The data:
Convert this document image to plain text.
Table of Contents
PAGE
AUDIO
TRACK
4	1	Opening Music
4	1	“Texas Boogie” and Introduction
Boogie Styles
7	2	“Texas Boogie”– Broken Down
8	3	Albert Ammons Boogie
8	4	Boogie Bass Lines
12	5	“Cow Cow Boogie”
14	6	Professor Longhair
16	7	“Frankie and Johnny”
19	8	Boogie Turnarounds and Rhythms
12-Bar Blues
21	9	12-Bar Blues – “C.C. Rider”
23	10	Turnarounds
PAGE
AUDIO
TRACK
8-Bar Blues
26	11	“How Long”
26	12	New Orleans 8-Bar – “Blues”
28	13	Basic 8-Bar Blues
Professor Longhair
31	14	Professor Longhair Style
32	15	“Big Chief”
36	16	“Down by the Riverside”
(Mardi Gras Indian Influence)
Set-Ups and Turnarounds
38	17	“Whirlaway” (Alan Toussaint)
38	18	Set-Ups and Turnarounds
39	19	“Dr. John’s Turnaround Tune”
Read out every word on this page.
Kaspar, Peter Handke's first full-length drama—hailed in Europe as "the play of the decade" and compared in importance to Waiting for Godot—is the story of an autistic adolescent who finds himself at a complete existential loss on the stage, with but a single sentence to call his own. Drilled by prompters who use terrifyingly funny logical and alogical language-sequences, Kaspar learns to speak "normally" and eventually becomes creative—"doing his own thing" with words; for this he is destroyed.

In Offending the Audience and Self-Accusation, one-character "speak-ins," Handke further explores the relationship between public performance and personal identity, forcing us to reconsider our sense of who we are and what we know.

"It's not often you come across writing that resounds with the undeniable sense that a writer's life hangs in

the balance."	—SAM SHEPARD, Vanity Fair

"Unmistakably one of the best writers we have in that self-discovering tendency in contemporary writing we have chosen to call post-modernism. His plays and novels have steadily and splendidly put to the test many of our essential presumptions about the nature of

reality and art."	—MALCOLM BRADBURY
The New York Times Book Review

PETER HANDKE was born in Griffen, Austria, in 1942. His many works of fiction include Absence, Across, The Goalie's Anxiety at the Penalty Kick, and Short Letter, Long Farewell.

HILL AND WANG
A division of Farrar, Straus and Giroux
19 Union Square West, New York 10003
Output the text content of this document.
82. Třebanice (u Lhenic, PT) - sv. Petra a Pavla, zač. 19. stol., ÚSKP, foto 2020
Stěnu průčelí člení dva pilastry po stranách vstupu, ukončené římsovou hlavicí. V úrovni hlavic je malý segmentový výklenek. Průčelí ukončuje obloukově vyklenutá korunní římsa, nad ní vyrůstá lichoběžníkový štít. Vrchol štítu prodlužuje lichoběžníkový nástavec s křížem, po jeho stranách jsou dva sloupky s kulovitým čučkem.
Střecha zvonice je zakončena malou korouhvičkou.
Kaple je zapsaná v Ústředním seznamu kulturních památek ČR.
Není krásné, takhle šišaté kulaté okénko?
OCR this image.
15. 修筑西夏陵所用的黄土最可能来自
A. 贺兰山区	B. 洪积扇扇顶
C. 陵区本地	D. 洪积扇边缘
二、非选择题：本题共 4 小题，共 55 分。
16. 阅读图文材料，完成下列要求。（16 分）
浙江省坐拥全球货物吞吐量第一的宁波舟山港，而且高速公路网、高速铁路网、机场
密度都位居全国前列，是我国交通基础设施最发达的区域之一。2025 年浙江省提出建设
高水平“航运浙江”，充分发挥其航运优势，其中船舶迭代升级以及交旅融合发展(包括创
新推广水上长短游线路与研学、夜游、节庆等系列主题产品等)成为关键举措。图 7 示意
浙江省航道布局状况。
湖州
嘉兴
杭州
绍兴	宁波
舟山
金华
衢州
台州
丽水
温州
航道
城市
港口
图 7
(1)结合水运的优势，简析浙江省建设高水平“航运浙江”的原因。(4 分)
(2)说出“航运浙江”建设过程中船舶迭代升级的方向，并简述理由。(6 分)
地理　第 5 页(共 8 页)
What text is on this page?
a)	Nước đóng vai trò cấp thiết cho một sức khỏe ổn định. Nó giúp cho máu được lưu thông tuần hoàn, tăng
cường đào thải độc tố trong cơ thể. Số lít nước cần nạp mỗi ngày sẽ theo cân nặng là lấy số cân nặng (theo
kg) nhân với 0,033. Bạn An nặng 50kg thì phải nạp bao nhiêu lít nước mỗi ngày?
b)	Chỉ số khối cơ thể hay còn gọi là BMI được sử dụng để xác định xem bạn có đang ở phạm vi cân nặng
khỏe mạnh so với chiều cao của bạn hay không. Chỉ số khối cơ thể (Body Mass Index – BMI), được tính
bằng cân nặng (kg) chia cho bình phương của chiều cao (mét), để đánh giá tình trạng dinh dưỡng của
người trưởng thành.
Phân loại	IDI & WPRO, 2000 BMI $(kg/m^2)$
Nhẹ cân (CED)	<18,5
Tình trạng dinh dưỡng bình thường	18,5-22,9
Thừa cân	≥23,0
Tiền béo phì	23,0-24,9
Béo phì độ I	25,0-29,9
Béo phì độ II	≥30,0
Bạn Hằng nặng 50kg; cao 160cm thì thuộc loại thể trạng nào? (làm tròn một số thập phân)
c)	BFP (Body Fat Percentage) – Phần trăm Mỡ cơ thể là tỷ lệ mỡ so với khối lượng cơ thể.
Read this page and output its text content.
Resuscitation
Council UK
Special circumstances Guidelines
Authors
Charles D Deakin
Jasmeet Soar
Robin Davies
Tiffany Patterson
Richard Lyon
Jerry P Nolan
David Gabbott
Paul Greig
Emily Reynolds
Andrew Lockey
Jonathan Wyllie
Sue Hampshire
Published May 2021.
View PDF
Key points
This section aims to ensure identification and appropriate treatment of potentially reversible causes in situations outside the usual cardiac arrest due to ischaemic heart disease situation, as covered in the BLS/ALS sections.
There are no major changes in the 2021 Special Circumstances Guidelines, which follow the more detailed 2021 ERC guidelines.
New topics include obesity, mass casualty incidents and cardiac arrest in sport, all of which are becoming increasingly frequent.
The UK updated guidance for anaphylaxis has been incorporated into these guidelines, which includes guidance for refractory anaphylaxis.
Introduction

Set task:
Each line of the material above needs to be quoted exactly, please.

Task response:
Convert this document image to plain text.
Table of Contents
PAGE
AUDIO
TRACK
4	1	Opening Music
4	1	“Texas Boogie” and Introduction
Boogie Styles
7	2	“Texas Boogie”– Broken Down
8	3	Albert Ammons Boogie
8	4	Boogie Bass Lines
12	5	“Cow Cow Boogie”
14	6	Professor Longhair
16	7	“Frankie and Johnny”
19	8	Boogie Turnarounds and Rhythms
12-Bar Blues
21	9	12-Bar Blues – “C.C. Rider”
23	10	Turnarounds
PAGE
AUDIO
TRACK
8-Bar Blues
26	11	“How Long”
26	12	New Orleans 8-Bar – “Blues”
28	13	Basic 8-Bar Blues
Professor Longhair
31	14	Professor Longhair Style
32	15	“Big Chief”
36	16	“Down by the Riverside”
(Mardi Gras Indian Influence)
Set-Ups and Turnarounds
38	17	“Whirlaway” (Alan Toussaint)
38	18	Set-Ups and Turnarounds
39	19	“Dr. John’s Turnaround Tune”
Read out every word on this page.
Kaspar, Peter Handke's first full-length drama—hailed in Europe as "the play of the decade" and compared in importance to Waiting for Godot—is the story of an autistic adolescent who finds himself at a complete existential loss on the stage, with but a single sentence to call his own. Drilled by prompters who use terrifyingly funny logical and alogical language-sequences, Kaspar learns to speak "normally" and eventually becomes creative—"doing his own thing" with words; for this he is destroyed.

In Offending the Audience and Self-Accusation, one-character "speak-ins," Handke further explores the relationship between public performance and personal identity, forcing us to reconsider our sense of who we are and what we know.

"It's not often you come across writing that resounds with the undeniable sense that a writer's life hangs in

the balance."	—SAM SHEPARD, Vanity Fair

"Unmistakably one of the best writers we have in that self-discovering tendency in contemporary writing we have chosen to call post-modernism. His plays and novels have steadily and splendidly put to the test many of our essential presumptions about the nature of

reality and art."	—MALCOLM BRADBURY
The New York Times Book Review

PETER HANDKE was born in Griffen, Austria, in 1942. His many works of fiction include Absence, Across, The Goalie's Anxiety at the Penalty Kick, and Short Letter, Long Farewell.

HILL AND WANG
A division of Farrar, Straus and Giroux
19 Union Square West, New York 10003
Output the text content of this document.
82. Třebanice (u Lhenic, PT) - sv. Petra a Pavla, zač. 19. stol., ÚSKP, foto 2020
Stěnu průčelí člení dva pilastry po stranách vstupu, ukončené římsovou hlavicí. V úrovni hlavic je malý segmentový výklenek. Průčelí ukončuje obloukově vyklenutá korunní římsa, nad ní vyrůstá lichoběžníkový štít. Vrchol štítu prodlužuje lichoběžníkový nástavec s křížem, po jeho stranách jsou dva sloupky s kulovitým čučkem.
Střecha zvonice je zakončena malou korouhvičkou.
Kaple je zapsaná v Ústředním seznamu kulturních památek ČR.
Není krásné, takhle šišaté kulaté okénko?
OCR this image.
15. 修筑西夏陵所用的黄土最可能来自
A. 贺兰山区	B. 洪积扇扇顶
C. 陵区本地	D. 洪积扇边缘
二、非选择题：本题共 4 小题，共 55 分。
16. 阅读图文材料，完成下列要求。（16 分）
浙江省坐拥全球货物吞吐量第一的宁波舟山港，而且高速公路网、高速铁路网、机场
密度都位居全国前列，是我国交通基础设施最发达的区域之一。2025 年浙江省提出建设
高水平“航运浙江”，充分发挥其航运优势，其中船舶迭代升级以及交旅融合发展(包括创
新推广水上长短游线路与研学、夜游、节庆等系列主题产品等)成为关键举措。图 7 示意
浙江省航道布局状况。
湖州
嘉兴
杭州
绍兴	宁波
舟山
金华
衢州
台州
丽水
温州
航道
城市
港口
图 7
(1)结合水运的优势，简析浙江省建设高水平“航运浙江”的原因。(4 分)
(2)说出“航运浙江”建设过程中船舶迭代升级的方向，并简述理由。(6 分)
地理　第 5 页(共 8 页)
What text is on this page?
a)	Nước đóng vai trò cấp thiết cho một sức khỏe ổn định. Nó giúp cho máu được lưu thông tuần hoàn, tăng
cường đào thải độc tố trong cơ thể. Số lít nước cần nạp mỗi ngày sẽ theo cân nặng là lấy số cân nặng (theo
kg) nhân với 0,033. Bạn An nặng 50kg thì phải nạp bao nhiêu lít nước mỗi ngày?
b)	Chỉ số khối cơ thể hay còn gọi là BMI được sử dụng để xác định xem bạn có đang ở phạm vi cân nặng
khỏe mạnh so với chiều cao của bạn hay không. Chỉ số khối cơ thể (Body Mass Index – BMI), được tính
bằng cân nặng (kg) chia cho bình phương của chiều cao (mét), để đánh giá tình trạng dinh dưỡng của
người trưởng thành.
Phân loại	IDI & WPRO, 2000 BMI $(kg/m^2)$
Nhẹ cân (CED)	<18,5
Tình trạng dinh dưỡng bình thường	18,5-22,9
Thừa cân	≥23,0
Tiền béo phì	23,0-24,9
Béo phì độ I	25,0-29,9
Béo phì độ II	≥30,0
Bạn Hằng nặng 50kg; cao 160cm thì thuộc loại thể trạng nào? (làm tròn một số thập phân)
c)	BFP (Body Fat Percentage) – Phần trăm Mỡ cơ thể là tỷ lệ mỡ so với khối lượng cơ thể.
Read this page and output its text content.
Resuscitation
Council UK
Special circumstances Guidelines
Authors
Charles D Deakin
Jasmeet Soar
Robin Davies
Tiffany Patterson
Richard Lyon
Jerry P Nolan
David Gabbott
Paul Greig
Emily Reynolds
Andrew Lockey
Jonathan Wyllie
Sue Hampshire
Published May 2021.
View PDF
Key points
This section aims to ensure identification and appropriate treatment of potentially reversible causes in situations outside the usual cardiac arrest due to ischaemic heart disease situation, as covered in the BLS/ALS sections.
There are no major changes in the 2021 Special Circumstances Guidelines, which follow the more detailed 2021 ERC guidelines.
New topics include obesity, mass casualty incidents and cardiac arrest in sport, all of which are becoming increasingly frequent.
The UK updated guidance for anaphylaxis has been incorporated into these guidelines, which includes guidance for refractory anaphylaxis.
Introduction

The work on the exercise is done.